• **Given problem**: Copy nothing but the text: reproduce each line of the listing exactly and leave the pictures out.

— start of Given information —

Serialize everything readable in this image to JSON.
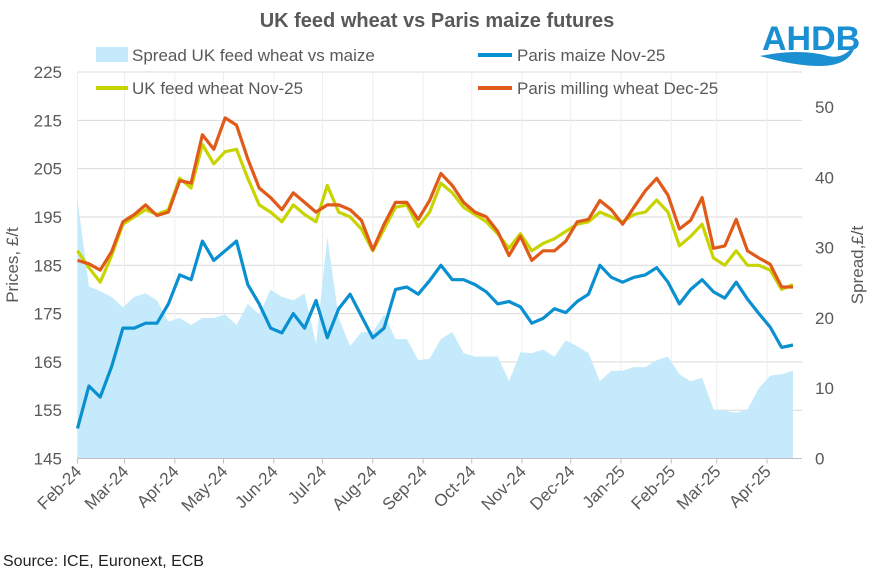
{
  "logo_text": "AHDB",
  "source": "Source: ICE, Euronext, ECB",
  "chart_data": {
    "type": "line",
    "title": "UK feed wheat vs Paris maize futures",
    "ylabel": "Prices, £/t",
    "y2label": "Spread,£/t",
    "xlabel": "",
    "ylim": [
      145,
      225
    ],
    "yticks": [
      145,
      155,
      165,
      175,
      185,
      195,
      205,
      215,
      225
    ],
    "y2lim": [
      0,
      55
    ],
    "y2ticks": [
      0,
      10,
      20,
      30,
      40,
      50
    ],
    "xticks": [
      "Feb-24",
      "Mar-24",
      "Apr-24",
      "May-24",
      "Jun-24",
      "Jul-24",
      "Aug-24",
      "Sep-24",
      "Oct-24",
      "Nov-24",
      "Dec-24",
      "Jan-25",
      "Feb-25",
      "Mar-25",
      "Apr-25"
    ],
    "xtick_dates": [
      "2024-02-01",
      "2024-03-01",
      "2024-04-01",
      "2024-05-01",
      "2024-06-01",
      "2024-07-01",
      "2024-08-01",
      "2024-09-01",
      "2024-10-01",
      "2024-11-01",
      "2024-12-01",
      "2025-01-01",
      "2025-02-01",
      "2025-03-01",
      "2025-04-01"
    ],
    "grid": true,
    "legend_position": "top",
    "x": [
      "2024-02-01",
      "2024-02-08",
      "2024-02-15",
      "2024-02-22",
      "2024-02-29",
      "2024-03-07",
      "2024-03-14",
      "2024-03-21",
      "2024-03-28",
      "2024-04-04",
      "2024-04-11",
      "2024-04-18",
      "2024-04-25",
      "2024-05-02",
      "2024-05-09",
      "2024-05-16",
      "2024-05-23",
      "2024-05-30",
      "2024-06-06",
      "2024-06-13",
      "2024-06-20",
      "2024-06-27",
      "2024-07-04",
      "2024-07-11",
      "2024-07-18",
      "2024-07-25",
      "2024-08-01",
      "2024-08-08",
      "2024-08-15",
      "2024-08-22",
      "2024-08-29",
      "2024-09-05",
      "2024-09-12",
      "2024-09-19",
      "2024-09-26",
      "2024-10-03",
      "2024-10-10",
      "2024-10-17",
      "2024-10-24",
      "2024-10-31",
      "2024-11-07",
      "2024-11-14",
      "2024-11-21",
      "2024-11-28",
      "2024-12-05",
      "2024-12-12",
      "2024-12-19",
      "2024-12-26",
      "2025-01-02",
      "2025-01-09",
      "2025-01-16",
      "2025-01-23",
      "2025-01-30",
      "2025-02-06",
      "2025-02-13",
      "2025-02-20",
      "2025-02-27",
      "2025-03-06",
      "2025-03-13",
      "2025-03-20",
      "2025-03-27",
      "2025-04-03",
      "2025-04-10",
      "2025-04-17"
    ],
    "series": [
      {
        "name": "Spread UK feed wheat vs maize",
        "kind": "area",
        "axis": "right",
        "color": "#c5eafb",
        "values": [
          36.8,
          24.5,
          23.8,
          23,
          21.5,
          23,
          23.5,
          22.5,
          19.5,
          20,
          19,
          20,
          20,
          20.5,
          19,
          22,
          20.5,
          24,
          23,
          22.5,
          23.5,
          16.3,
          31.5,
          20,
          16,
          18,
          18,
          20.5,
          17,
          17,
          14,
          14.2,
          17,
          18,
          15,
          14.5,
          14.5,
          14.5,
          11,
          15.1,
          15,
          15.5,
          14.5,
          16.8,
          16,
          15,
          11,
          12.5,
          12.5,
          13,
          13,
          14,
          14.5,
          12,
          11,
          11.5,
          7,
          6.8,
          6.5,
          7,
          10,
          11.8,
          12,
          12.5
        ]
      },
      {
        "name": "Paris maize Nov-25",
        "kind": "line",
        "axis": "left",
        "color": "#0a8fd0",
        "values": [
          151.2,
          160,
          157.7,
          164,
          172,
          172,
          173,
          173,
          177,
          183,
          182,
          190,
          186,
          188,
          190,
          181,
          177,
          172,
          171,
          175,
          172,
          177.7,
          170,
          176,
          179,
          174.5,
          170,
          172,
          180,
          180.5,
          179,
          181.8,
          185,
          182,
          182,
          181,
          179.5,
          177,
          177.5,
          176.4,
          173,
          174,
          176,
          175.2,
          177.5,
          179,
          185,
          182.5,
          181.5,
          182.5,
          183,
          184.5,
          181.5,
          177,
          180,
          182,
          179.5,
          178.2,
          181.5,
          178,
          175,
          172.2,
          168,
          168.5
        ]
      },
      {
        "name": "UK feed wheat Nov-25",
        "kind": "line",
        "axis": "left",
        "color": "#c8d400",
        "values": [
          188,
          184.5,
          181.5,
          187,
          193.5,
          195,
          196.5,
          195.5,
          196.5,
          203,
          201,
          210,
          206,
          208.5,
          209,
          203,
          197.5,
          196,
          194,
          197.5,
          195.5,
          194,
          201.5,
          196,
          195,
          192.5,
          188,
          192.5,
          197,
          197.5,
          193,
          196,
          202,
          200,
          197,
          195.5,
          194,
          191.5,
          188.5,
          191.5,
          188,
          189.5,
          190.5,
          192,
          193.5,
          194,
          196,
          195,
          194,
          195.5,
          196,
          198.5,
          196,
          189,
          191,
          193.5,
          186.5,
          185,
          188,
          185,
          185,
          184,
          180,
          181
        ]
      },
      {
        "name": "Paris milling wheat Dec-25",
        "kind": "line",
        "axis": "left",
        "color": "#e05a1a",
        "values": [
          186,
          185.3,
          184,
          187.8,
          194,
          195.5,
          197.5,
          195.3,
          196,
          202.5,
          202,
          212,
          209,
          215.5,
          214,
          207,
          201,
          199,
          196.5,
          200,
          198,
          196,
          197.5,
          197.5,
          196.5,
          194.3,
          188.2,
          193.5,
          198,
          198,
          194.5,
          198.4,
          204,
          201.5,
          198,
          196,
          195,
          192,
          187,
          191,
          186,
          188,
          188,
          190,
          194,
          194.5,
          198.4,
          196.5,
          193.5,
          197,
          200.4,
          203,
          199.5,
          192.5,
          194.3,
          199,
          188.5,
          189,
          194.5,
          188,
          186.5,
          185.2,
          180.5,
          180.5
        ]
      }
    ]
  }
}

— end of Given information —

• **Answer to the exercise**:
Serialize everything readable in this image to JSON.
{
  "logo_text": "AHDB",
  "source": "Source: ICE, Euronext, ECB",
  "chart_data": {
    "type": "line",
    "title": "UK feed wheat vs Paris maize futures",
    "ylabel": "Prices, £/t",
    "y2label": "Spread,£/t",
    "xlabel": "",
    "ylim": [
      145,
      225
    ],
    "yticks": [
      145,
      155,
      165,
      175,
      185,
      195,
      205,
      215,
      225
    ],
    "y2lim": [
      0,
      55
    ],
    "y2ticks": [
      0,
      10,
      20,
      30,
      40,
      50
    ],
    "xticks": [
      "Feb-24",
      "Mar-24",
      "Apr-24",
      "May-24",
      "Jun-24",
      "Jul-24",
      "Aug-24",
      "Sep-24",
      "Oct-24",
      "Nov-24",
      "Dec-24",
      "Jan-25",
      "Feb-25",
      "Mar-25",
      "Apr-25"
    ],
    "xtick_dates": [
      "2024-02-01",
      "2024-03-01",
      "2024-04-01",
      "2024-05-01",
      "2024-06-01",
      "2024-07-01",
      "2024-08-01",
      "2024-09-01",
      "2024-10-01",
      "2024-11-01",
      "2024-12-01",
      "2025-01-01",
      "2025-02-01",
      "2025-03-01",
      "2025-04-01"
    ],
    "grid": true,
    "legend_position": "top",
    "x": [
      "2024-02-01",
      "2024-02-08",
      "2024-02-15",
      "2024-02-22",
      "2024-02-29",
      "2024-03-07",
      "2024-03-14",
      "2024-03-21",
      "2024-03-28",
      "2024-04-04",
      "2024-04-11",
      "2024-04-18",
      "2024-04-25",
      "2024-05-02",
      "2024-05-09",
      "2024-05-16",
      "2024-05-23",
      "2024-05-30",
      "2024-06-06",
      "2024-06-13",
      "2024-06-20",
      "2024-06-27",
      "2024-07-04",
      "2024-07-11",
      "2024-07-18",
      "2024-07-25",
      "2024-08-01",
      "2024-08-08",
      "2024-08-15",
      "2024-08-22",
      "2024-08-29",
      "2024-09-05",
      "2024-09-12",
      "2024-09-19",
      "2024-09-26",
      "2024-10-03",
      "2024-10-10",
      "2024-10-17",
      "2024-10-24",
      "2024-10-31",
      "2024-11-07",
      "2024-11-14",
      "2024-11-21",
      "2024-11-28",
      "2024-12-05",
      "2024-12-12",
      "2024-12-19",
      "2024-12-26",
      "2025-01-02",
      "2025-01-09",
      "2025-01-16",
      "2025-01-23",
      "2025-01-30",
      "2025-02-06",
      "2025-02-13",
      "2025-02-20",
      "2025-02-27",
      "2025-03-06",
      "2025-03-13",
      "2025-03-20",
      "2025-03-27",
      "2025-04-03",
      "2025-04-10",
      "2025-04-17"
    ],
    "series": [
      {
        "name": "Spread UK feed wheat vs maize",
        "kind": "area",
        "axis": "right",
        "color": "#c5eafb",
        "values": [
          36.8,
          24.5,
          23.8,
          23,
          21.5,
          23,
          23.5,
          22.5,
          19.5,
          20,
          19,
          20,
          20,
          20.5,
          19,
          22,
          20.5,
          24,
          23,
          22.5,
          23.5,
          16.3,
          31.5,
          20,
          16,
          18,
          18,
          20.5,
          17,
          17,
          14,
          14.2,
          17,
          18,
          15,
          14.5,
          14.5,
          14.5,
          11,
          15.1,
          15,
          15.5,
          14.5,
          16.8,
          16,
          15,
          11,
          12.5,
          12.5,
          13,
          13,
          14,
          14.5,
          12,
          11,
          11.5,
          7,
          6.8,
          6.5,
          7,
          10,
          11.8,
          12,
          12.5
        ]
      },
      {
        "name": "Paris maize Nov-25",
        "kind": "line",
        "axis": "left",
        "color": "#0a8fd0",
        "values": [
          151.2,
          160,
          157.7,
          164,
          172,
          172,
          173,
          173,
          177,
          183,
          182,
          190,
          186,
          188,
          190,
          181,
          177,
          172,
          171,
          175,
          172,
          177.7,
          170,
          176,
          179,
          174.5,
          170,
          172,
          180,
          180.5,
          179,
          181.8,
          185,
          182,
          182,
          181,
          179.5,
          177,
          177.5,
          176.4,
          173,
          174,
          176,
          175.2,
          177.5,
          179,
          185,
          182.5,
          181.5,
          182.5,
          183,
          184.5,
          181.5,
          177,
          180,
          182,
          179.5,
          178.2,
          181.5,
          178,
          175,
          172.2,
          168,
          168.5
        ]
      },
      {
        "name": "UK feed wheat Nov-25",
        "kind": "line",
        "axis": "left",
        "color": "#c8d400",
        "values": [
          188,
          184.5,
          181.5,
          187,
          193.5,
          195,
          196.5,
          195.5,
          196.5,
          203,
          201,
          210,
          206,
          208.5,
          209,
          203,
          197.5,
          196,
          194,
          197.5,
          195.5,
          194,
          201.5,
          196,
          195,
          192.5,
          188,
          192.5,
          197,
          197.5,
          193,
          196,
          202,
          200,
          197,
          195.5,
          194,
          191.5,
          188.5,
          191.5,
          188,
          189.5,
          190.5,
          192,
          193.5,
          194,
          196,
          195,
          194,
          195.5,
          196,
          198.5,
          196,
          189,
          191,
          193.5,
          186.5,
          185,
          188,
          185,
          185,
          184,
          180,
          181
        ]
      },
      {
        "name": "Paris milling wheat Dec-25",
        "kind": "line",
        "axis": "left",
        "color": "#e05a1a",
        "values": [
          186,
          185.3,
          184,
          187.8,
          194,
          195.5,
          197.5,
          195.3,
          196,
          202.5,
          202,
          212,
          209,
          215.5,
          214,
          207,
          201,
          199,
          196.5,
          200,
          198,
          196,
          197.5,
          197.5,
          196.5,
          194.3,
          188.2,
          193.5,
          198,
          198,
          194.5,
          198.4,
          204,
          201.5,
          198,
          196,
          195,
          192,
          187,
          191,
          186,
          188,
          188,
          190,
          194,
          194.5,
          198.4,
          196.5,
          193.5,
          197,
          200.4,
          203,
          199.5,
          192.5,
          194.3,
          199,
          188.5,
          189,
          194.5,
          188,
          186.5,
          185.2,
          180.5,
          180.5
        ]
      }
    ]
  }
}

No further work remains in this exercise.